Select from the records below every line that has the word "এইরকম" in it.

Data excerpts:

* START *

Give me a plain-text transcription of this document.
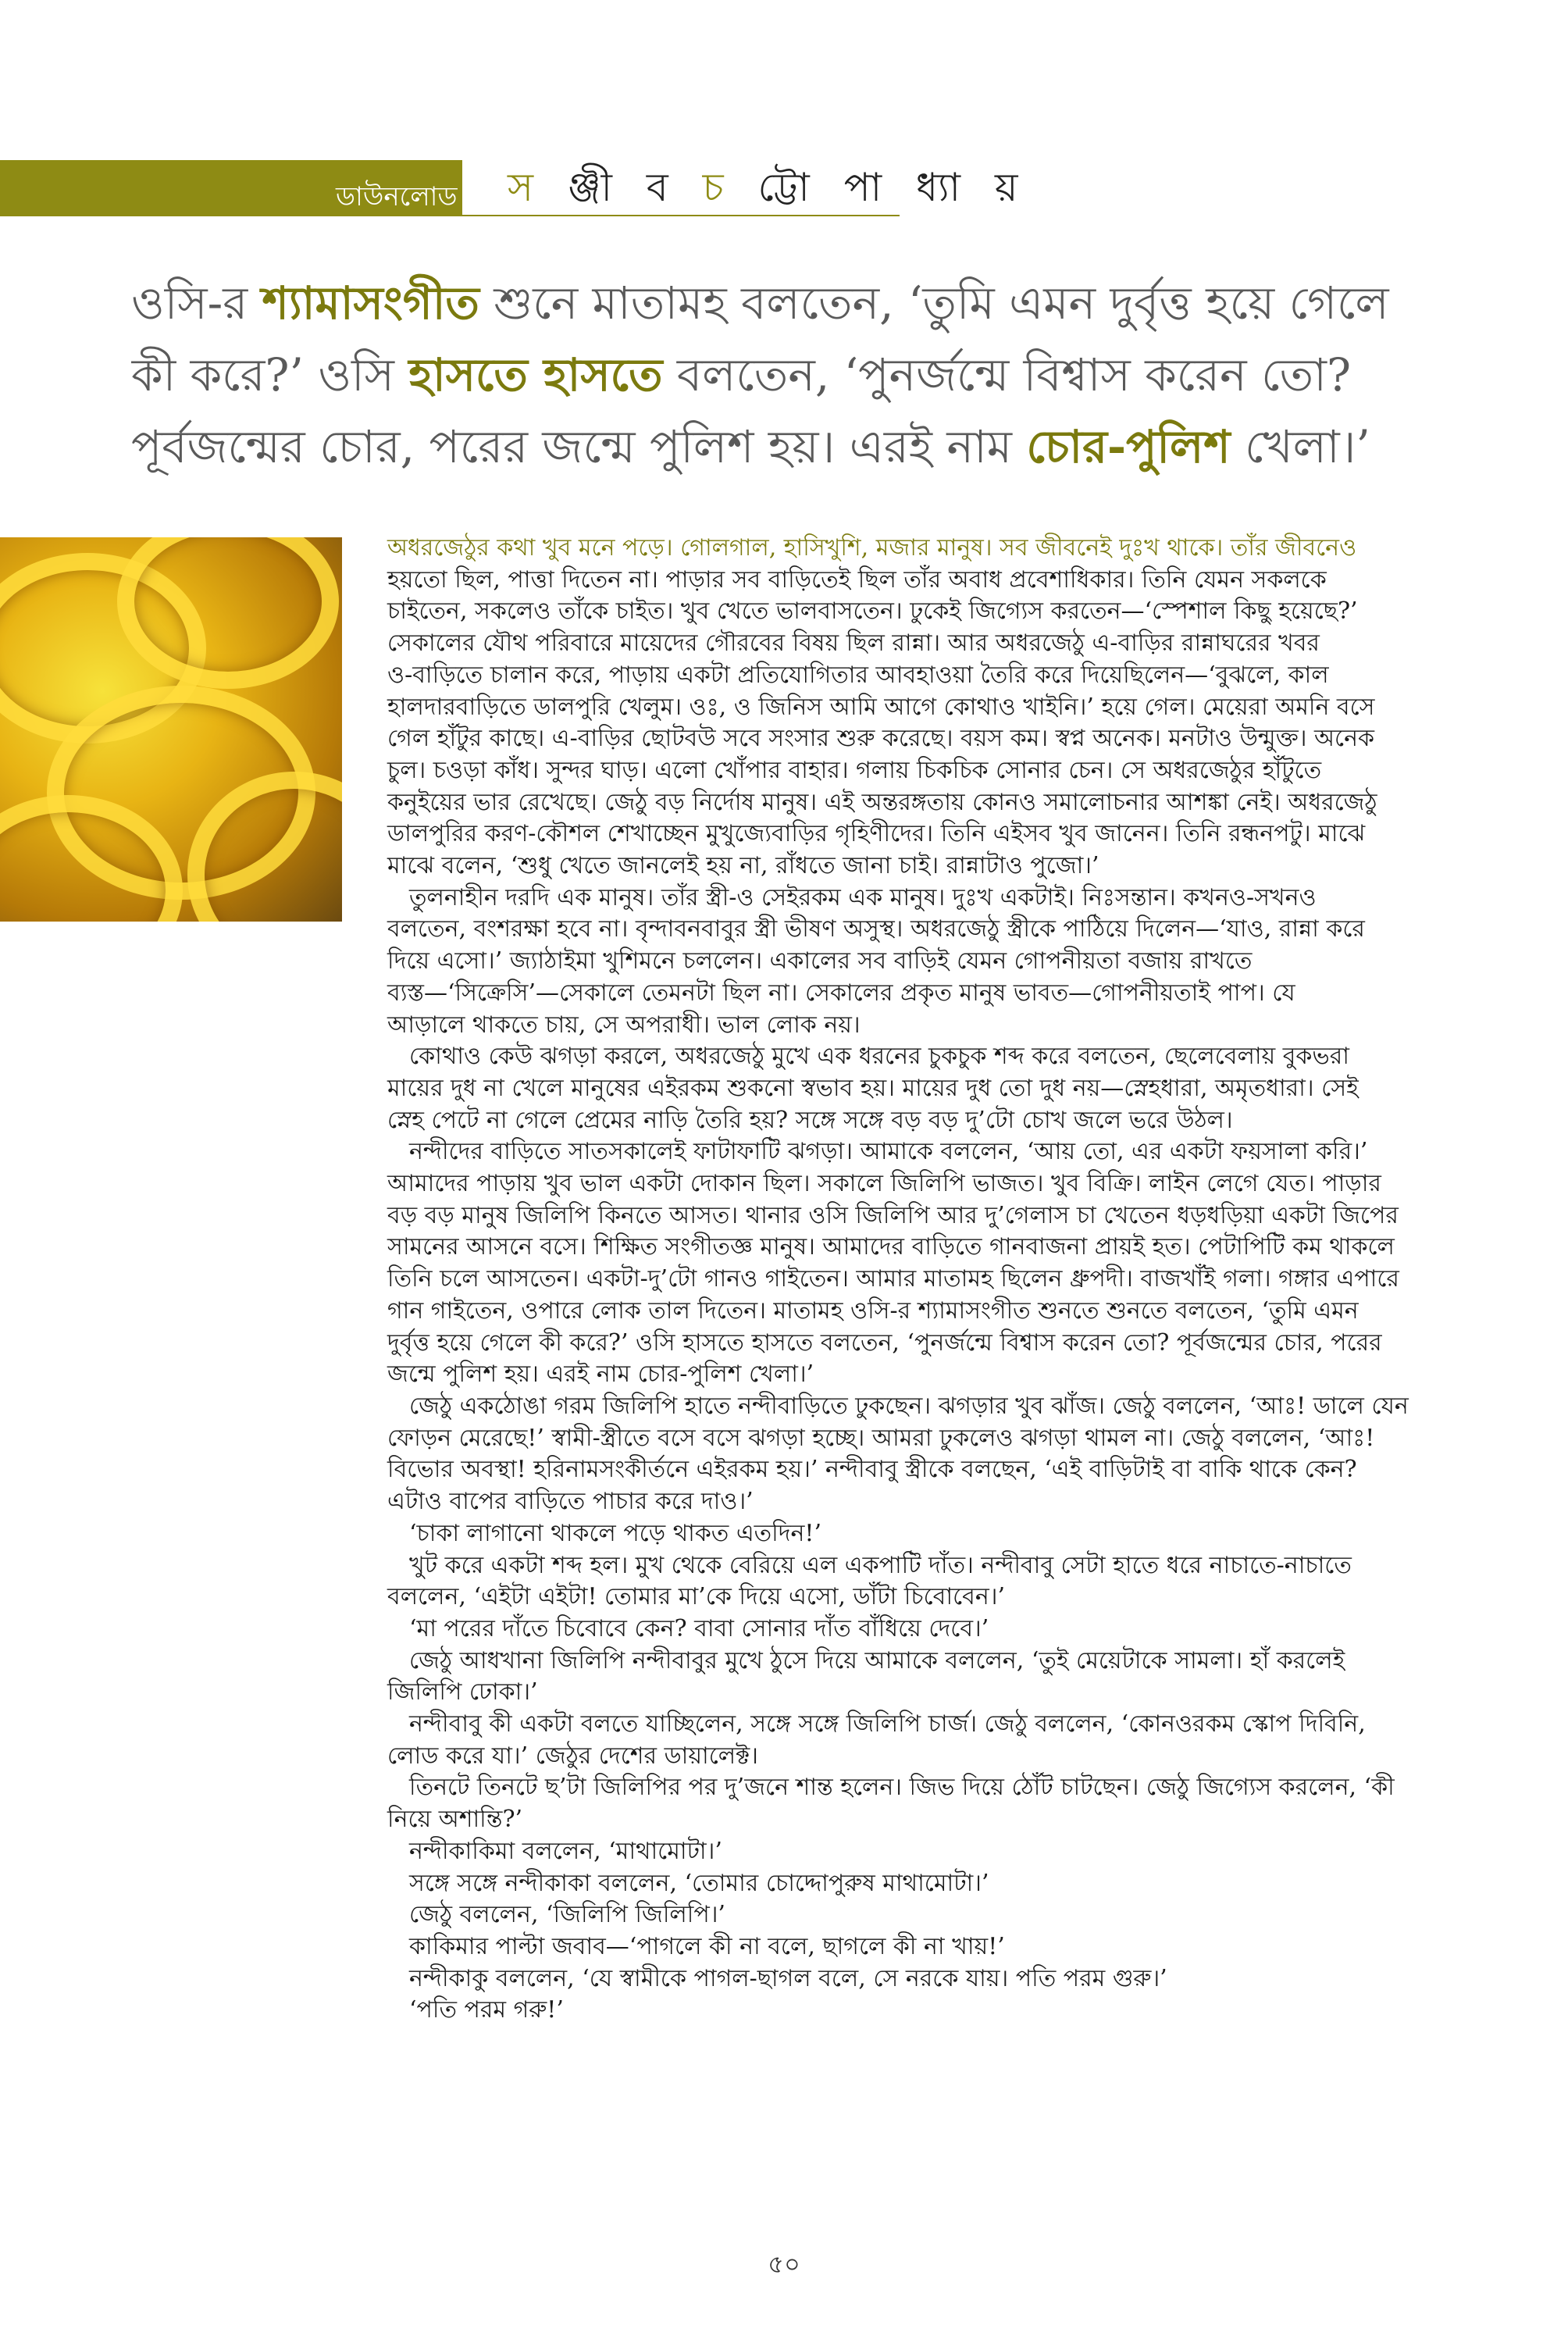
ডাউনলোড স ঞ্জী ব চ ট্টো পা ধ্যা য়
ওসি-র শ্যামাসংগীত শুনে মাতামহ বলতেন, ‘তুমি এমন দুর্বৃত্ত হয়ে গেলে
কী করে?’ ওসি হাসতে হাসতে বলতেন, ‘পুনর্জন্মে বিশ্বাস করেন তো?
পূর্বজন্মের চোর, পরের জন্মে পুলিশ হয়। এরই নাম চোর-পুলিশ খেলা।’
অধরজেঠুর কথা খুব মনে পড়ে। গোলগাল, হাসিখুশি, মজার মানুষ। সব জীবনেই দুঃখ থাকে। তাঁর জীবনেও
হয়তো ছিল, পাত্তা দিতেন না। পাড়ার সব বাড়িতেই ছিল তাঁর অবাধ প্রবেশাধিকার। তিনি যেমন সকলকে
চাইতেন, সকলেও তাঁকে চাইত। খুব খেতে ভালবাসতেন। ঢুকেই জিগ্যেস করতেন—‘স্পেশাল কিছু হয়েছে?’
সেকালের যৌথ পরিবারে মায়েদের গৌরবের বিষয় ছিল রান্না। আর অধরজেঠু এ-বাড়ির রান্নাঘরের খবর
ও-বাড়িতে চালান করে, পাড়ায় একটা প্রতিযোগিতার আবহাওয়া তৈরি করে দিয়েছিলেন—‘বুঝলে, কাল
হালদারবাড়িতে ডালপুরি খেলুম। ওঃ, ও জিনিস আমি আগে কোথাও খাইনি।’ হয়ে গেল। মেয়েরা অমনি বসে
গেল হাঁটুর কাছে। এ-বাড়ির ছোটবউ সবে সংসার শুরু করেছে। বয়স কম। স্বপ্ন অনেক। মনটাও উন্মুক্ত। অনেক
চুল। চওড়া কাঁধ। সুন্দর ঘাড়। এলো খোঁপার বাহার। গলায় চিকচিক সোনার চেন। সে অধরজেঠুর হাঁটুতে
কনুইয়ের ভার রেখেছে। জেঠু বড় নির্দোষ মানুষ। এই অন্তরঙ্গতায় কোনও সমালোচনার আশঙ্কা নেই। অধরজেঠু
ডালপুরির করণ-কৌশল শেখাচ্ছেন মুখুজ্যেবাড়ির গৃহিণীদের। তিনি এইসব খুব জানেন। তিনি রন্ধনপটু। মাঝে
মাঝে বলেন, ‘শুধু খেতে জানলেই হয় না, রাঁধতে জানা চাই। রান্নাটাও পুজো।’
তুলনাহীন দরদি এক মানুষ। তাঁর স্ত্রী-ও সেইরকম এক মানুষ। দুঃখ একটাই। নিঃসন্তান। কখনও-সখনও
বলতেন, বংশরক্ষা হবে না। বৃন্দাবনবাবুর স্ত্রী ভীষণ অসুস্থ। অধরজেঠু স্ত্রীকে পাঠিয়ে দিলেন—‘যাও, রান্না করে
দিয়ে এসো।’ জ্যাঠাইমা খুশিমনে চললেন। একালের সব বাড়িই যেমন গোপনীয়তা বজায় রাখতে
ব্যস্ত—‘সিক্রেসি’—সেকালে তেমনটা ছিল না। সেকালের প্রকৃত মানুষ ভাবত—গোপনীয়তাই পাপ। যে
আড়ালে থাকতে চায়, সে অপরাধী। ভাল লোক নয়।
কোথাও কেউ ঝগড়া করলে, অধরজেঠু মুখে এক ধরনের চুকচুক শব্দ করে বলতেন, ছেলেবেলায় বুকভরা
মায়ের দুধ না খেলে মানুষের এইরকম শুকনো স্বভাব হয়। মায়ের দুধ তো দুধ নয়—স্নেহধারা, অমৃতধারা। সেই
স্নেহ পেটে না গেলে প্রেমের নাড়ি তৈরি হয়? সঙ্গে সঙ্গে বড় বড় দু’টো চোখ জলে ভরে উঠল।
নন্দীদের বাড়িতে সাতসকালেই ফাটাফাটি ঝগড়া। আমাকে বললেন, ‘আয় তো, এর একটা ফয়সালা করি।’
আমাদের পাড়ায় খুব ভাল একটা দোকান ছিল। সকালে জিলিপি ভাজত। খুব বিক্রি। লাইন লেগে যেত। পাড়ার
বড় বড় মানুষ জিলিপি কিনতে আসত। থানার ওসি জিলিপি আর দু’গেলাস চা খেতেন ধড়ধড়িয়া একটা জিপের
সামনের আসনে বসে। শিক্ষিত সংগীতজ্ঞ মানুষ। আমাদের বাড়িতে গানবাজনা প্রায়ই হত। পেটাপিটি কম থাকলে
তিনি চলে আসতেন। একটা-দু’টো গানও গাইতেন। আমার মাতামহ ছিলেন ধ্রুপদী। বাজখাঁই গলা। গঙ্গার এপারে
গান গাইতেন, ওপারে লোক তাল দিতেন। মাতামহ ওসি-র শ্যামাসংগীত শুনতে শুনতে বলতেন, ‘তুমি এমন
দুর্বৃত্ত হয়ে গেলে কী করে?’ ওসি হাসতে হাসতে বলতেন, ‘পুনর্জন্মে বিশ্বাস করেন তো? পূর্বজন্মের চোর, পরের
জন্মে পুলিশ হয়। এরই নাম চোর-পুলিশ খেলা।’
জেঠু একঠোঙা গরম জিলিপি হাতে নন্দীবাড়িতে ঢুকছেন। ঝগড়ার খুব ঝাঁজ। জেঠু বললেন, ‘আঃ! ডালে যেন
ফোড়ন মেরেছে!’ স্বামী-স্ত্রীতে বসে বসে ঝগড়া হচ্ছে। আমরা ঢুকলেও ঝগড়া থামল না। জেঠু বললেন, ‘আঃ!
বিভোর অবস্থা! হরিনামসংকীর্তনে এইরকম হয়।’ নন্দীবাবু স্ত্রীকে বলছেন, ‘এই বাড়িটাই বা বাকি থাকে কেন?
এটাও বাপের বাড়িতে পাচার করে দাও।’
‘চাকা লাগানো থাকলে পড়ে থাকত এতদিন!’
খুট করে একটা শব্দ হল। মুখ থেকে বেরিয়ে এল একপাটি দাঁত। নন্দীবাবু সেটা হাতে ধরে নাচাতে-নাচাতে
বললেন, ‘এইটা এইটা! তোমার মা’কে দিয়ে এসো, ডাঁটা চিবোবেন।’
‘মা পরের দাঁতে চিবোবে কেন? বাবা সোনার দাঁত বাঁধিয়ে দেবে।’
জেঠু আধখানা জিলিপি নন্দীবাবুর মুখে ঠুসে দিয়ে আমাকে বললেন, ‘তুই মেয়েটাকে সামলা। হাঁ করলেই
জিলিপি ঢোকা।’
নন্দীবাবু কী একটা বলতে যাচ্ছিলেন, সঙ্গে সঙ্গে জিলিপি চার্জ। জেঠু বললেন, ‘কোনওরকম স্কোপ দিবিনি,
লোড করে যা।’ জেঠুর দেশের ডায়ালেক্ট।
তিনটে তিনটে ছ’টা জিলিপির পর দু’জনে শান্ত হলেন। জিভ দিয়ে ঠোঁট চাটছেন। জেঠু জিগ্যেস করলেন, ‘কী
নিয়ে অশান্তি?’
নন্দীকাকিমা বললেন, ‘মাথামোটা।’
সঙ্গে সঙ্গে নন্দীকাকা বললেন, ‘তোমার চোদ্দোপুরুষ মাথামোটা।’
জেঠু বললেন, ‘জিলিপি জিলিপি।’
কাকিমার পাল্টা জবাব—‘পাগলে কী না বলে, ছাগলে কী না খায়!’
নন্দীকাকু বললেন, ‘যে স্বামীকে পাগল-ছাগল বলে, সে নরকে যায়। পতি পরম গুরু।’
‘পতি পরম গরু!’
৫০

* END *

=== Full solution ===
মায়ের দুধ না খেলে মানুষের এইরকম শুকনো স্বভাব হয়। মায়ের দুধ তো দুধ নয়—স্নেহধারা, অমৃতধারা। সেই
বিভোর অবস্থা! হরিনামসংকীর্তনে এইরকম হয়।’ নন্দীবাবু স্ত্রীকে বলছেন, ‘এই বাড়িটাই বা বাকি থাকে কেন?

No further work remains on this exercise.